What you will do »
All lines in the data bearing the string "Verifications" should be identified and copied.

[START Data for the task]

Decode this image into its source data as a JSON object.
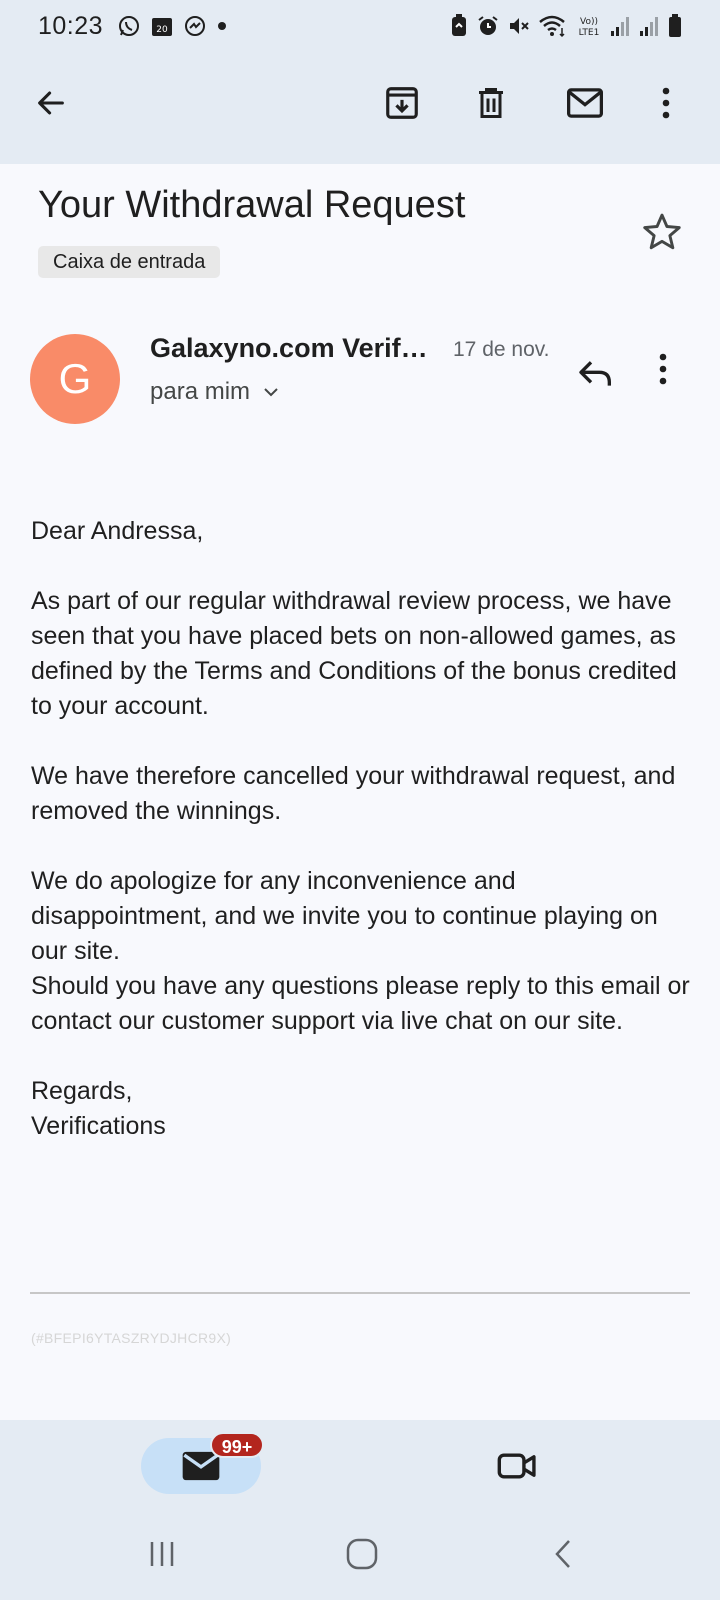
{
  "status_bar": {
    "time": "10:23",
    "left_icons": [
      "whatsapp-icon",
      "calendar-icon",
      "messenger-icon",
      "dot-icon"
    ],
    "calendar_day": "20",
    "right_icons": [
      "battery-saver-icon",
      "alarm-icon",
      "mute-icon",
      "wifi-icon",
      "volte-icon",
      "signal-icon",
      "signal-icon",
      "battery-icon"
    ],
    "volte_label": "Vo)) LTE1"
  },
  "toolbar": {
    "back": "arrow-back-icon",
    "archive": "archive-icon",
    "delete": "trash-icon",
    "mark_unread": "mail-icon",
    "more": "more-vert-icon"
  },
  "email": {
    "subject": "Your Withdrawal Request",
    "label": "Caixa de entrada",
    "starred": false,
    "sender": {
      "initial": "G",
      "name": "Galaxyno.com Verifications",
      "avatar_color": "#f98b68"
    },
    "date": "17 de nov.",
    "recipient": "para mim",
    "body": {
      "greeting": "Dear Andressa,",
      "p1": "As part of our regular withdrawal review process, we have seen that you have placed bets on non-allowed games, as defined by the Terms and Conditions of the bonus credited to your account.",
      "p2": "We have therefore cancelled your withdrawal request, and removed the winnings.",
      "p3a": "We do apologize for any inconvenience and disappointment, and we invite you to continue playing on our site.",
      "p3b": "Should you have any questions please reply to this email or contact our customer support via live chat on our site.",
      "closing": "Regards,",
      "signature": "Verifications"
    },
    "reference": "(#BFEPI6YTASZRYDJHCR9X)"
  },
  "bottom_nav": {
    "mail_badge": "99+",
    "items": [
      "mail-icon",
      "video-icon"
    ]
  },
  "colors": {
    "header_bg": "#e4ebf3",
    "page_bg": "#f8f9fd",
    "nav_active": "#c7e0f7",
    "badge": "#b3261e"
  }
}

[END Data for the task]

Result »
      "name": "Galaxyno.com Verifications",
      "signature": "Verifications"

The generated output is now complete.